Your objective> Return all lines where the word "icon" can be found.

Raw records

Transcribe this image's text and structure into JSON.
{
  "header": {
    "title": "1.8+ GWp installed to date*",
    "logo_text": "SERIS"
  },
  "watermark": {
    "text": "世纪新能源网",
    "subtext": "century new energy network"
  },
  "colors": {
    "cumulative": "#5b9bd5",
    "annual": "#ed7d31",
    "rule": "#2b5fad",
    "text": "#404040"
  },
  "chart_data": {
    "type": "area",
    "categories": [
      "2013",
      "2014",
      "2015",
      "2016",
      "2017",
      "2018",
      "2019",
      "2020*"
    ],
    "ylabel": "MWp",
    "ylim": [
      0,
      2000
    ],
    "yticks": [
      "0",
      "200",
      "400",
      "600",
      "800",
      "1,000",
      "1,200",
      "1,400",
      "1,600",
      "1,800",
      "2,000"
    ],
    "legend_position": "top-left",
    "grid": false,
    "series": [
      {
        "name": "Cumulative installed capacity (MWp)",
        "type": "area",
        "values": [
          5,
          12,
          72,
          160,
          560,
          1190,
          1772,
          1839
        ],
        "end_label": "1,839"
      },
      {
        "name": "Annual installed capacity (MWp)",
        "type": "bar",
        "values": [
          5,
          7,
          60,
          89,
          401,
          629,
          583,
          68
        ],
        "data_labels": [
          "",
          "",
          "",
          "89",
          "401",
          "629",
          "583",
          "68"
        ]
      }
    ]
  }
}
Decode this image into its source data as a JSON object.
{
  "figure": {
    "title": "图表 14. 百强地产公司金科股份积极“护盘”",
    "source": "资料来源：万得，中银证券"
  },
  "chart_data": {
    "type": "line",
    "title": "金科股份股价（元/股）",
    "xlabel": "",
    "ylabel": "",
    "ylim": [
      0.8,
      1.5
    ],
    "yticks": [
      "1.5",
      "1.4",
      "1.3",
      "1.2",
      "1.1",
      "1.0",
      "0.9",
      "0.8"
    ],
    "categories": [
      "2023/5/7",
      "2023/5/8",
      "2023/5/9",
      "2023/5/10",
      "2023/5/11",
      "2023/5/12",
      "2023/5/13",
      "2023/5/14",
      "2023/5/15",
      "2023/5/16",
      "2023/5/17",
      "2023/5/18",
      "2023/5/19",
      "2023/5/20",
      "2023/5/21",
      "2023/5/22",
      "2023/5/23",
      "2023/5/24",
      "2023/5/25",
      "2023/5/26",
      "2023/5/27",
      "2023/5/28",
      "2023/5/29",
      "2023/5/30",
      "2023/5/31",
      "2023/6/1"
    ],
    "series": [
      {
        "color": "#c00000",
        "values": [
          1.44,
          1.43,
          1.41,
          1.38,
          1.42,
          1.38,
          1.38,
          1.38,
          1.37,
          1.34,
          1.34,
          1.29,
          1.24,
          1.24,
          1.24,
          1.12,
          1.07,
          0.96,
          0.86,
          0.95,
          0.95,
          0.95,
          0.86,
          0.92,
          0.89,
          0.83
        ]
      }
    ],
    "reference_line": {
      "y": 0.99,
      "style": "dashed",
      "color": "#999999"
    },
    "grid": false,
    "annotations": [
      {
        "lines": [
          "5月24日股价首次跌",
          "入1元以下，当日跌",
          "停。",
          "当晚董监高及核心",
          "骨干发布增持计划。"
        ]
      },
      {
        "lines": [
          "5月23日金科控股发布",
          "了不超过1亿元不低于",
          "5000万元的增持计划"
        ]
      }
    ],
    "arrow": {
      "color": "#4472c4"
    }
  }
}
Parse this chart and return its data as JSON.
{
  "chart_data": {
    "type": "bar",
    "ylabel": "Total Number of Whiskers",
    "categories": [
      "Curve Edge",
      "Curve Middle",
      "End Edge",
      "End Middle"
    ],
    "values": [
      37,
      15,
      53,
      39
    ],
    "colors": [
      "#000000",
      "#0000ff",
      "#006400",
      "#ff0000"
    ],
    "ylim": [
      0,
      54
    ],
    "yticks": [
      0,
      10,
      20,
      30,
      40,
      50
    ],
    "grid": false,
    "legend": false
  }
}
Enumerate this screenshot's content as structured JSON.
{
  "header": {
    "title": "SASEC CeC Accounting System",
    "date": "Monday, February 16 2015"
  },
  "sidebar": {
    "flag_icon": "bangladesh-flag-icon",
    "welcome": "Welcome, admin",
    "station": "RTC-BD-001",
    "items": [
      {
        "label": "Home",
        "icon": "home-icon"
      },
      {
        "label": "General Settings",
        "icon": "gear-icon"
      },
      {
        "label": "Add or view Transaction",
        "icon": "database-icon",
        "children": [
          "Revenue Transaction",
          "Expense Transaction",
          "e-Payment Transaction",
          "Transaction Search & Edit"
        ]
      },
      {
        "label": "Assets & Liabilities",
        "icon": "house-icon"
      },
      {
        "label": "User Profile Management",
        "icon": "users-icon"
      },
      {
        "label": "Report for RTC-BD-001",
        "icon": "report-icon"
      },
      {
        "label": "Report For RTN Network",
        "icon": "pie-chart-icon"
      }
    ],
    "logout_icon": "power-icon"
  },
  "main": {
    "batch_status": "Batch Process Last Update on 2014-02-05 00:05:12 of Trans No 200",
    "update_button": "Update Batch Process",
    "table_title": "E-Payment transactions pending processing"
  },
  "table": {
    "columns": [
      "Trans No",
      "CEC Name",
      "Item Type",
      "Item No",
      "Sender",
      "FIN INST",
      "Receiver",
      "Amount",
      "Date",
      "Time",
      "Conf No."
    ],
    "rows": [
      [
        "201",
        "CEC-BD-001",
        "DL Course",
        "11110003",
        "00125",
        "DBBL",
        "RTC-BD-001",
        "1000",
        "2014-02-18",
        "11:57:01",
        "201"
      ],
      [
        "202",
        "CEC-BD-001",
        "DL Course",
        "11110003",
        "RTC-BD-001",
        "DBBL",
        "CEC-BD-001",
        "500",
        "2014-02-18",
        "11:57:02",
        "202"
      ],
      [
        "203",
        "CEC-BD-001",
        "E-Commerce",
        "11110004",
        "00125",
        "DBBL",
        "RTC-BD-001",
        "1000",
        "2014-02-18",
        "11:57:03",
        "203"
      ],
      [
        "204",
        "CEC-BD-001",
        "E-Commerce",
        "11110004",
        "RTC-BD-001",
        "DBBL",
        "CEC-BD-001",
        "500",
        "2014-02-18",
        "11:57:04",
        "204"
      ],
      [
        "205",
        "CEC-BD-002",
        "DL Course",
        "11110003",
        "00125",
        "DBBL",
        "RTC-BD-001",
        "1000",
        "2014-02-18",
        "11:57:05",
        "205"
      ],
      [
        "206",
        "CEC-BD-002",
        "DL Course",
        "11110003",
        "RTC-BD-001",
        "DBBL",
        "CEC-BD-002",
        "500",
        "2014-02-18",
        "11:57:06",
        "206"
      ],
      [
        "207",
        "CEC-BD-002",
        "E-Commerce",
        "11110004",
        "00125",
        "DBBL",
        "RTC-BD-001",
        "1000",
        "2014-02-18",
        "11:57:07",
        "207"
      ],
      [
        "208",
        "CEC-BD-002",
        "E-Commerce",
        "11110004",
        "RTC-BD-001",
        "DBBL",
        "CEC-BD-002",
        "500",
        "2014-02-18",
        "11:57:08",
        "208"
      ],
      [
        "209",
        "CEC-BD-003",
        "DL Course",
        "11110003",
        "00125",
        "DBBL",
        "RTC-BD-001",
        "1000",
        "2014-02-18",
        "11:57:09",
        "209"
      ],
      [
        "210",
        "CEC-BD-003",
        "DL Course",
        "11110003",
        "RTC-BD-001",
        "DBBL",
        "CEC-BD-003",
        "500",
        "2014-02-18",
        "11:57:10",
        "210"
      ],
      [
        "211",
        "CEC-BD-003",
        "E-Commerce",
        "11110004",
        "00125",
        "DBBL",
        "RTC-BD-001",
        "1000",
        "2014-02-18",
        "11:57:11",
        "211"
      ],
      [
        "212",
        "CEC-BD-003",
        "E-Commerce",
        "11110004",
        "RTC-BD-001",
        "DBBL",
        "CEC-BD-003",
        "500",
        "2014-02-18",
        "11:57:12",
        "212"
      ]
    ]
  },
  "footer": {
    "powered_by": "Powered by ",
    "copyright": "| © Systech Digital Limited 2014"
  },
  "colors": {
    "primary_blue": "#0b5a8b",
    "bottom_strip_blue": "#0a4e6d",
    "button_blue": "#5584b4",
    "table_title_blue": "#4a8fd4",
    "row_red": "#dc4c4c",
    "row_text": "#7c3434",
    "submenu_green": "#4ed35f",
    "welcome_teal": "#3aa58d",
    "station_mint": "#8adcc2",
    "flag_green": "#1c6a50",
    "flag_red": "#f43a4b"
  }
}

Task answer>
    "flag_icon": "bangladesh-flag-icon",
        "icon": "home-icon"
        "icon": "gear-icon"
        "icon": "database-icon",
        "icon": "house-icon"
        "icon": "users-icon"
        "icon": "report-icon"
        "icon": "pie-chart-icon"
    "logout_icon": "power-icon"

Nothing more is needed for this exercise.